Entries provided -
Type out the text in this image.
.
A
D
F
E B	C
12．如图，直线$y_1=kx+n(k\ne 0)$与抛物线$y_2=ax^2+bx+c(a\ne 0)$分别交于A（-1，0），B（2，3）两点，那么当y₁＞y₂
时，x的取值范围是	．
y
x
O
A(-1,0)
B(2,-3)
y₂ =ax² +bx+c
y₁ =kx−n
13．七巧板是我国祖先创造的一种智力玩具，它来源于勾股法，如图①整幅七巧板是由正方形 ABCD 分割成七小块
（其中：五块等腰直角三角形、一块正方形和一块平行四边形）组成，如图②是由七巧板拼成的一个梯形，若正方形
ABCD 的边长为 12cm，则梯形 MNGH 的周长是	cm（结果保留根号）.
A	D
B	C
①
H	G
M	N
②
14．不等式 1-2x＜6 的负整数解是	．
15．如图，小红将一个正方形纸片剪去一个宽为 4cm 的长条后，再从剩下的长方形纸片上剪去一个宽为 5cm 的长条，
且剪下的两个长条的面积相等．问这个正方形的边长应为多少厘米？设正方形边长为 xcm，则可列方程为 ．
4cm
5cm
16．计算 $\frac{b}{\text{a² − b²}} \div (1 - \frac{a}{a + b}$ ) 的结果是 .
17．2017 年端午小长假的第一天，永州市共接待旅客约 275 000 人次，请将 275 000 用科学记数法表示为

Aim - Using the material above, print every entry exactly as written.

Result of the exercise -
Type out the text in this image.
.
A
D
F
E B	C
12．如图，直线$y_1=kx+n(k\ne 0)$与抛物线$y_2=ax^2+bx+c(a\ne 0)$分别交于A（-1，0），B（2，3）两点，那么当y₁＞y₂
时，x的取值范围是	．
y
x
O
A(-1,0)
B(2,-3)
y₂ =ax² +bx+c
y₁ =kx−n
13．七巧板是我国祖先创造的一种智力玩具，它来源于勾股法，如图①整幅七巧板是由正方形 ABCD 分割成七小块
（其中：五块等腰直角三角形、一块正方形和一块平行四边形）组成，如图②是由七巧板拼成的一个梯形，若正方形
ABCD 的边长为 12cm，则梯形 MNGH 的周长是	cm（结果保留根号）.
A	D
B	C
①
H	G
M	N
②
14．不等式 1-2x＜6 的负整数解是	．
15．如图，小红将一个正方形纸片剪去一个宽为 4cm 的长条后，再从剩下的长方形纸片上剪去一个宽为 5cm 的长条，
且剪下的两个长条的面积相等．问这个正方形的边长应为多少厘米？设正方形边长为 xcm，则可列方程为 ．
4cm
5cm
16．计算 $\frac{b}{\text{a² − b²}} \div (1 - \frac{a}{a + b}$ ) 的结果是 .
17．2017 年端午小长假的第一天，永州市共接待旅客约 275 000 人次，请将 275 000 用科学记数法表示为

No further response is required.